Given problem
Extract the whole listing as it stands. Do not include the pictures.

Recorded data
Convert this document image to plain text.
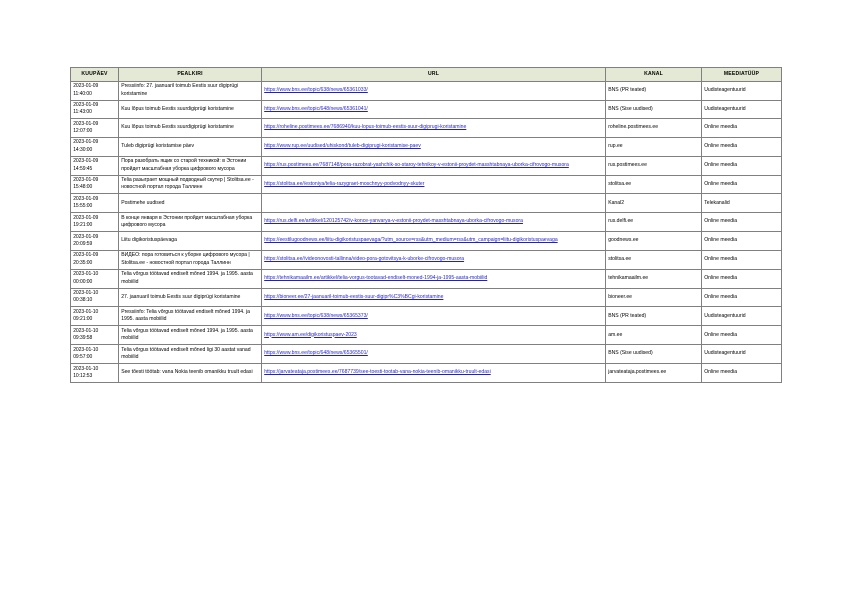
KUUPÄEV	PEALKIRI	URL	KANAL	MEEDIATÜÜP

2023-01-09
11:40:00	Pressiinfo: 27. jaanuaril toimub Eestis suur digiprügi koristamine	https://www.bns.ee/topic/638/news/65361033/	BNS (PR teated)	Uudisteagentuurid

2023-01-09
11:43:00	Kuu lõpus toimub Eestis suurdigiprügi koristamine	https://www.bns.ee/topic/648/news/65361041/	BNS (Sise uudised)	Uudisteagentuurid

2023-01-09
12:07:00	Kuu lõpus toimub Eestis suurdigiprügi koristamine	https://roheline.postimees.ee/7686940/kuu-lopus-toimub-eestis-suur-digiprugi-koristamine	roheline.postimees.ee	Online meedia

2023-01-09
14:30:00	Tuleb digiprügi koristamise päev	https://www.rup.ee/uudised/uhiskond/tuleb-digiprugi-koristamise-paev	rup.ee	Online meedia

2023-01-09
14:59:45	Пора разобрать ящик со старой техникой: в Эстонии пройдет масштабная уборка цифрового мусора	https://rus.postimees.ee/7687148/pora-razobrat-yashchik-so-staroy-tehnikoy-v-estonii-proydet-masshtabnaya-uborka-cifrovogo-musora	rus.postimees.ee	Online meedia

2023-01-09
15:48:00	Telia разыграет мощный подводный скутер | Stolitsa.ee - новостной портал города Таллинн	https://stolitsa.ee//estoniya/telia-razygraet-moschnyy-podvodnyy-skuter	stolitsa.ee	Online meedia

2023-01-09
15:55:00	Postimehe uudised		Kanal2	Telekanalid

2023-01-09
19:21:00	В конце января в Эстонии пройдет масштабная уборка цифрового мусора	https://rus.delfi.ee/artikkel/120125742/v-konce-yanvarya-v-estonii-proydet-masshtabnaya-uborka-cifrovogo-musora	rus.delfi.ee	Online meedia

2023-01-09
20:09:59	Liitu digikoristuspäevaga	https://eestilugoodnews.ee/liitu-digikoristuspaevaga/?utm_source=rss&utm_medium=rss&utm_campaign=liitu-digikoristuspaevaga	goodnews.ee	Online meedia

2023-01-09
20:35:00	ВИДЕО: пора готовиться к уборке цифрового мусора | Stolitsa.ee - новостной портал города Таллинн	https://stolitsa.ee//videonovosti-tallinna/video-pora-gotovitsya-k-uborke-cifrovogo-musora	stolitsa.ee	Online meedia

2023-01-10
00:00:00	Telia võrgus töötavad endiselt mõned 1994. ja 1995. aasta mobiilid	https://tehnikamaailm.ee/artikkel/telia-vorgus-tootavad-endiselt-moned-1994-ja-1995-aasta-mobiilid	tehnikamaailm.ee	Online meedia

2023-01-10
00:38:10	27. jaanuaril toimub Eestis suur digiprügi koristamine	https://bioneer.ee/27-jaanuaril-toimub-eestis-suur-digipr%C3%BCgi-koristamine	bioneer.ee	Online meedia

2023-01-10
09:21:00	Pressiinfo: Telia võrgus töötavad endiselt mõned 1994. ja 1995. aasta mobiilid	https://www.bns.ee/topic/638/news/65365373/	BNS (PR teated)	Uudisteagentuurid

2023-01-10
09:39:58	Telia võrgus töötavad endiselt mõned 1994. ja 1995. aasta mobiilid	https://www.am.ee/digikoristuspaev-2023	am.ee	Online meedia

2023-01-10
09:57:00	Telia võrgus töötavad endiselt mõned ligi 30 aastat vanad mobiilid	https://www.bns.ee/topic/648/news/65365501/	BNS (Sise uudised)	Uudisteagentuurid

2023-01-10
10:12:53	See tõesti töötab: vana Nokia teenib omanikku truult edasi	https://jarvateataja.postimees.ee/7687739/see-toesti-tootab-vana-nokia-teenib-omanikku-truult-edasi	jarvateataja.postimees.ee	Online meedia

Answer to this task
Convert this document image to plain text.
KUUPÄEV	PEALKIRI	URL	KANAL	MEEDIATÜÜP

2023-01-09
11:40:00	Pressiinfo: 27. jaanuaril toimub Eestis suur digiprügi koristamine	https://www.bns.ee/topic/638/news/65361033/	BNS (PR teated)	Uudisteagentuurid

2023-01-09
11:43:00	Kuu lõpus toimub Eestis suurdigiprügi koristamine	https://www.bns.ee/topic/648/news/65361041/	BNS (Sise uudised)	Uudisteagentuurid

2023-01-09
12:07:00	Kuu lõpus toimub Eestis suurdigiprügi koristamine	https://roheline.postimees.ee/7686940/kuu-lopus-toimub-eestis-suur-digiprugi-koristamine	roheline.postimees.ee	Online meedia

2023-01-09
14:30:00	Tuleb digiprügi koristamise päev	https://www.rup.ee/uudised/uhiskond/tuleb-digiprugi-koristamise-paev	rup.ee	Online meedia

2023-01-09
14:59:45	Пора разобрать ящик со старой техникой: в Эстонии пройдет масштабная уборка цифрового мусора	https://rus.postimees.ee/7687148/pora-razobrat-yashchik-so-staroy-tehnikoy-v-estonii-proydet-masshtabnaya-uborka-cifrovogo-musora	rus.postimees.ee	Online meedia

2023-01-09
15:48:00	Telia разыграет мощный подводный скутер | Stolitsa.ee - новостной портал города Таллинн	https://stolitsa.ee//estoniya/telia-razygraet-moschnyy-podvodnyy-skuter	stolitsa.ee	Online meedia

2023-01-09
15:55:00	Postimehe uudised		Kanal2	Telekanalid

2023-01-09
19:21:00	В конце января в Эстонии пройдет масштабная уборка цифрового мусора	https://rus.delfi.ee/artikkel/120125742/v-konce-yanvarya-v-estonii-proydet-masshtabnaya-uborka-cifrovogo-musora	rus.delfi.ee	Online meedia

2023-01-09
20:09:59	Liitu digikoristuspäevaga	https://eestilugoodnews.ee/liitu-digikoristuspaevaga/?utm_source=rss&utm_medium=rss&utm_campaign=liitu-digikoristuspaevaga	goodnews.ee	Online meedia

2023-01-09
20:35:00	ВИДЕО: пора готовиться к уборке цифрового мусора | Stolitsa.ee - новостной портал города Таллинн	https://stolitsa.ee//videonovosti-tallinna/video-pora-gotovitsya-k-uborke-cifrovogo-musora	stolitsa.ee	Online meedia

2023-01-10
00:00:00	Telia võrgus töötavad endiselt mõned 1994. ja 1995. aasta mobiilid	https://tehnikamaailm.ee/artikkel/telia-vorgus-tootavad-endiselt-moned-1994-ja-1995-aasta-mobiilid	tehnikamaailm.ee	Online meedia

2023-01-10
00:38:10	27. jaanuaril toimub Eestis suur digiprügi koristamine	https://bioneer.ee/27-jaanuaril-toimub-eestis-suur-digipr%C3%BCgi-koristamine	bioneer.ee	Online meedia

2023-01-10
09:21:00	Pressiinfo: Telia võrgus töötavad endiselt mõned 1994. ja 1995. aasta mobiilid	https://www.bns.ee/topic/638/news/65365373/	BNS (PR teated)	Uudisteagentuurid

2023-01-10
09:39:58	Telia võrgus töötavad endiselt mõned 1994. ja 1995. aasta mobiilid	https://www.am.ee/digikoristuspaev-2023	am.ee	Online meedia

2023-01-10
09:57:00	Telia võrgus töötavad endiselt mõned ligi 30 aastat vanad mobiilid	https://www.bns.ee/topic/648/news/65365501/	BNS (Sise uudised)	Uudisteagentuurid

2023-01-10
10:12:53	See tõesti töötab: vana Nokia teenib omanikku truult edasi	https://jarvateataja.postimees.ee/7687739/see-toesti-tootab-vana-nokia-teenib-omanikku-truult-edasi	jarvateataja.postimees.ee	Online meedia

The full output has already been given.